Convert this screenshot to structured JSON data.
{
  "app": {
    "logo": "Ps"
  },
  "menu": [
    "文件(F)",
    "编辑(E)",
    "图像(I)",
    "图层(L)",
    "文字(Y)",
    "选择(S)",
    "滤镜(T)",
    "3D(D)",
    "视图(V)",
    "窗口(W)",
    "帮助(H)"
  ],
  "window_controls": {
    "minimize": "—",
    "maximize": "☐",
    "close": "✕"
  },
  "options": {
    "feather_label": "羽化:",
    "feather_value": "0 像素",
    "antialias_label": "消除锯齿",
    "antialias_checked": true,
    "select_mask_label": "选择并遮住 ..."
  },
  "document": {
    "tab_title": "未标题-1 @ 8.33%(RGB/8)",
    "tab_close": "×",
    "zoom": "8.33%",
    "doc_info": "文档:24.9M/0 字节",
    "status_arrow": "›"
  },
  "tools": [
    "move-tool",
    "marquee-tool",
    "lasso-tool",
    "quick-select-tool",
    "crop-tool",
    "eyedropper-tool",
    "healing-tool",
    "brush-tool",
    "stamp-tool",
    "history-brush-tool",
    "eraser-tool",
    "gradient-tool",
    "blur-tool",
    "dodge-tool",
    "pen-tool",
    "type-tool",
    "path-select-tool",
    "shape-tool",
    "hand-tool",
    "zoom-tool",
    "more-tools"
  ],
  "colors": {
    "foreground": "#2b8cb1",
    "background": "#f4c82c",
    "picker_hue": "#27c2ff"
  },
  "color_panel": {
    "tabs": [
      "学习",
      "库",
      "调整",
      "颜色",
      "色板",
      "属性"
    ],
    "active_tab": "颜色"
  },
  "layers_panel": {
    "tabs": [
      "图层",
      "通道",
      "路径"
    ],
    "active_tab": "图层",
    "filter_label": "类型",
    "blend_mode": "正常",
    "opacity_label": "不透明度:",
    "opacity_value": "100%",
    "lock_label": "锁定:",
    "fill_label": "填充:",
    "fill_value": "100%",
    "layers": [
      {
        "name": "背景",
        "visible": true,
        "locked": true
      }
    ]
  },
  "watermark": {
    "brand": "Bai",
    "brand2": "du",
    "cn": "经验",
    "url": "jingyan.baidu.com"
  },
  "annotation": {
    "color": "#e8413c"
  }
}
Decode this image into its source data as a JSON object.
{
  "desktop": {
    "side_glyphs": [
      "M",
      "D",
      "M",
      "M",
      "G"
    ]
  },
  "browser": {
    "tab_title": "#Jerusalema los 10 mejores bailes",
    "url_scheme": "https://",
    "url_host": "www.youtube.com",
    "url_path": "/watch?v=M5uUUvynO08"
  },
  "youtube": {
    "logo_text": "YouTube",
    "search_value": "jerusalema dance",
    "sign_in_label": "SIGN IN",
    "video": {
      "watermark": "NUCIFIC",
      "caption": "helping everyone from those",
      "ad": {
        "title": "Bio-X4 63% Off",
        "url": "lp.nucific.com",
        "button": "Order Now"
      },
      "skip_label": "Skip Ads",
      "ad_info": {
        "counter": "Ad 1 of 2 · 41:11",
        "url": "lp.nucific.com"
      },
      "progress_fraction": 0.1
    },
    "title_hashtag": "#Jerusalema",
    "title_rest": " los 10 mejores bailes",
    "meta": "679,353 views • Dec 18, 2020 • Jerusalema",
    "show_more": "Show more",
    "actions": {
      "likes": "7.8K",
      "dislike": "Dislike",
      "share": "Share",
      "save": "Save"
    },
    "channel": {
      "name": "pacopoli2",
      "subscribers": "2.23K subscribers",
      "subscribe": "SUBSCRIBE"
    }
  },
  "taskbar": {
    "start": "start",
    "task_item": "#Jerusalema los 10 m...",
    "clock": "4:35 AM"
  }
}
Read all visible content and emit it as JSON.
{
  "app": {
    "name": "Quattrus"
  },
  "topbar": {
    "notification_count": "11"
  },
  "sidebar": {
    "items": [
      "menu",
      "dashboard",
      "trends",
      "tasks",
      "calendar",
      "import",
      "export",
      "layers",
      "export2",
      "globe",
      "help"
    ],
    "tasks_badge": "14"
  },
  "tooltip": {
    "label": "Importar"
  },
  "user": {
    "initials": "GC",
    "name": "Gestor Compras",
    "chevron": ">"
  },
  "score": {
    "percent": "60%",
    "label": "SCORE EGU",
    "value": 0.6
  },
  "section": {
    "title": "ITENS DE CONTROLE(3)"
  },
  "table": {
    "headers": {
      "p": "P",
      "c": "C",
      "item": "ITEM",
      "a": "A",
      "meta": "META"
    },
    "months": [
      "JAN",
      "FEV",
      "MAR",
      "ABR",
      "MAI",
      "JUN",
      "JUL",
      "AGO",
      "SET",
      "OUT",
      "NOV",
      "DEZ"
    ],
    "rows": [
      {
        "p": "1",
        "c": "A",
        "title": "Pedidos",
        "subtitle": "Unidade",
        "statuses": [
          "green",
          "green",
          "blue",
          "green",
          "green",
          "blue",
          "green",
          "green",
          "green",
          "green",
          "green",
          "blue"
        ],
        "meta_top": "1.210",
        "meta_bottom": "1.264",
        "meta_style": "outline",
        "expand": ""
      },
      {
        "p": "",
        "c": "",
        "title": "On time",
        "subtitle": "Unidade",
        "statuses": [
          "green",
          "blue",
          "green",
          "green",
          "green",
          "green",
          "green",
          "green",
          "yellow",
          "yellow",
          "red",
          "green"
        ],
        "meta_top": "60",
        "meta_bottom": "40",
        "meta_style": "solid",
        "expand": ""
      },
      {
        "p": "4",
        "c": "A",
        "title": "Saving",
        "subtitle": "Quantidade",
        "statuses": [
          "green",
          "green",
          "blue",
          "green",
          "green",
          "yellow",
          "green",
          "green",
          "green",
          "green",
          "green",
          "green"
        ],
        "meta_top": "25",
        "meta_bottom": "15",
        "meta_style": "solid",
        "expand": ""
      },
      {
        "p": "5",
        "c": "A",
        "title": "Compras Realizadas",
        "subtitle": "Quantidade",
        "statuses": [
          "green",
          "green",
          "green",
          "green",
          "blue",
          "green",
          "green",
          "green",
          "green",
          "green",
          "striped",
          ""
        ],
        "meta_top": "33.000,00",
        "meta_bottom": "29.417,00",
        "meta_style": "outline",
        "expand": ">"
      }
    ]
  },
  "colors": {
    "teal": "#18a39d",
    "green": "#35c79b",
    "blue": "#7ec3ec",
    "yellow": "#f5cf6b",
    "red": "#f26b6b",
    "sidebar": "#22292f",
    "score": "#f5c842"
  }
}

--------------------------------------------------

Scan the entries above for the word "Compras" and collect each line holding it.

Written response.
    "name": "Gestor Compras",
        "title": "Compras Realizadas",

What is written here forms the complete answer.